═══ Task material

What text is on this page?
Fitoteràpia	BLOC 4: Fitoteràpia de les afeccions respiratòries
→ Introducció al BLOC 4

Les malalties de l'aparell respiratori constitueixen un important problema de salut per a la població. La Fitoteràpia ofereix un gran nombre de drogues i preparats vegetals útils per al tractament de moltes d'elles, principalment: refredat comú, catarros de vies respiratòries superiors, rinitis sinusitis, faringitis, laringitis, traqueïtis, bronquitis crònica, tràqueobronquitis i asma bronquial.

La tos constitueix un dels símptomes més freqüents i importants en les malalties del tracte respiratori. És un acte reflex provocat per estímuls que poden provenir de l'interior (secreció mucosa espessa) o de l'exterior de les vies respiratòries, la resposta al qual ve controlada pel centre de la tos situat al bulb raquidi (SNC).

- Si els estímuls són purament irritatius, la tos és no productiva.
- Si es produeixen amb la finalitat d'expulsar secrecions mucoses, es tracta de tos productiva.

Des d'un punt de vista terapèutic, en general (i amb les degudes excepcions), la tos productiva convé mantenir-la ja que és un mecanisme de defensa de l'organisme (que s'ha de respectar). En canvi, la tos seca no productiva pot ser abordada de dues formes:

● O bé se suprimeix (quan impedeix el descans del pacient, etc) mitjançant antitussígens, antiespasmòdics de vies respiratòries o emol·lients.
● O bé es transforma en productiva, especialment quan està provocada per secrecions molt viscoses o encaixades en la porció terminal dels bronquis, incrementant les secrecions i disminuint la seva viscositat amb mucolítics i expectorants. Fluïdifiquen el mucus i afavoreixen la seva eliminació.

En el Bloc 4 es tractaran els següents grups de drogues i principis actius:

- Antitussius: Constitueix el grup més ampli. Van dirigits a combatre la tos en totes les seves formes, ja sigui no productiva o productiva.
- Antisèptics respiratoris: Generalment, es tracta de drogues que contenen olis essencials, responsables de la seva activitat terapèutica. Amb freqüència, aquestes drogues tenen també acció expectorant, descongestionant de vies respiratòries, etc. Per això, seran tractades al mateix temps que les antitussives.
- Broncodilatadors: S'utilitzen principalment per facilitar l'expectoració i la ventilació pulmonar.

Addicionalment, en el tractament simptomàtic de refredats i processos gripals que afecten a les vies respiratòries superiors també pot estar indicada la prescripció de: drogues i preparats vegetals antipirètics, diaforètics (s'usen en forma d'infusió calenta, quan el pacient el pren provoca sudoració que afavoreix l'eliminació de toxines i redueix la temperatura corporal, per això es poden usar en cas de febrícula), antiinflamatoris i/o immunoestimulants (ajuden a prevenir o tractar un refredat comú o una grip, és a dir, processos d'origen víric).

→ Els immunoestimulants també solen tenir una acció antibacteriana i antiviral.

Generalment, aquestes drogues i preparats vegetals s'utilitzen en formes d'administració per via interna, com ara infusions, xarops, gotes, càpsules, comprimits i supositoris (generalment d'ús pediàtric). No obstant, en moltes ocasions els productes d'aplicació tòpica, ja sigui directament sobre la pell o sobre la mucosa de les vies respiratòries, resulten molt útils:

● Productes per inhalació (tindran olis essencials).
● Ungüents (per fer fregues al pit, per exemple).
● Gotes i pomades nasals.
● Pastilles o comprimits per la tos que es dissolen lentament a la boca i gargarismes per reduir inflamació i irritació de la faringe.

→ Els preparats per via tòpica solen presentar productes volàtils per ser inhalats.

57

══════

* **Problem to work on**: Print out every entry, keeping each one exact.

* **Task output**:
What text is on this page?
Fitoteràpia	BLOC 4: Fitoteràpia de les afeccions respiratòries
→ Introducció al BLOC 4

Les malalties de l'aparell respiratori constitueixen un important problema de salut per a la població. La Fitoteràpia ofereix un gran nombre de drogues i preparats vegetals útils per al tractament de moltes d'elles, principalment: refredat comú, catarros de vies respiratòries superiors, rinitis sinusitis, faringitis, laringitis, traqueïtis, bronquitis crònica, tràqueobronquitis i asma bronquial.

La tos constitueix un dels símptomes més freqüents i importants en les malalties del tracte respiratori. És un acte reflex provocat per estímuls que poden provenir de l'interior (secreció mucosa espessa) o de l'exterior de les vies respiratòries, la resposta al qual ve controlada pel centre de la tos situat al bulb raquidi (SNC).

- Si els estímuls són purament irritatius, la tos és no productiva.
- Si es produeixen amb la finalitat d'expulsar secrecions mucoses, es tracta de tos productiva.

Des d'un punt de vista terapèutic, en general (i amb les degudes excepcions), la tos productiva convé mantenir-la ja que és un mecanisme de defensa de l'organisme (que s'ha de respectar). En canvi, la tos seca no productiva pot ser abordada de dues formes:

● O bé se suprimeix (quan impedeix el descans del pacient, etc) mitjançant antitussígens, antiespasmòdics de vies respiratòries o emol·lients.
● O bé es transforma en productiva, especialment quan està provocada per secrecions molt viscoses o encaixades en la porció terminal dels bronquis, incrementant les secrecions i disminuint la seva viscositat amb mucolítics i expectorants. Fluïdifiquen el mucus i afavoreixen la seva eliminació.

En el Bloc 4 es tractaran els següents grups de drogues i principis actius:

- Antitussius: Constitueix el grup més ampli. Van dirigits a combatre la tos en totes les seves formes, ja sigui no productiva o productiva.
- Antisèptics respiratoris: Generalment, es tracta de drogues que contenen olis essencials, responsables de la seva activitat terapèutica. Amb freqüència, aquestes drogues tenen també acció expectorant, descongestionant de vies respiratòries, etc. Per això, seran tractades al mateix temps que les antitussives.
- Broncodilatadors: S'utilitzen principalment per facilitar l'expectoració i la ventilació pulmonar.

Addicionalment, en el tractament simptomàtic de refredats i processos gripals que afecten a les vies respiratòries superiors també pot estar indicada la prescripció de: drogues i preparats vegetals antipirètics, diaforètics (s'usen en forma d'infusió calenta, quan el pacient el pren provoca sudoració que afavoreix l'eliminació de toxines i redueix la temperatura corporal, per això es poden usar en cas de febrícula), antiinflamatoris i/o immunoestimulants (ajuden a prevenir o tractar un refredat comú o una grip, és a dir, processos d'origen víric).

→ Els immunoestimulants també solen tenir una acció antibacteriana i antiviral.

Generalment, aquestes drogues i preparats vegetals s'utilitzen en formes d'administració per via interna, com ara infusions, xarops, gotes, càpsules, comprimits i supositoris (generalment d'ús pediàtric). No obstant, en moltes ocasions els productes d'aplicació tòpica, ja sigui directament sobre la pell o sobre la mucosa de les vies respiratòries, resulten molt útils:

● Productes per inhalació (tindran olis essencials).
● Ungüents (per fer fregues al pit, per exemple).
● Gotes i pomades nasals.
● Pastilles o comprimits per la tos que es dissolen lentament a la boca i gargarismes per reduir inflamació i irritació de la faringe.

→ Els preparats per via tòpica solen presentar productes volàtils per ser inhalats.

57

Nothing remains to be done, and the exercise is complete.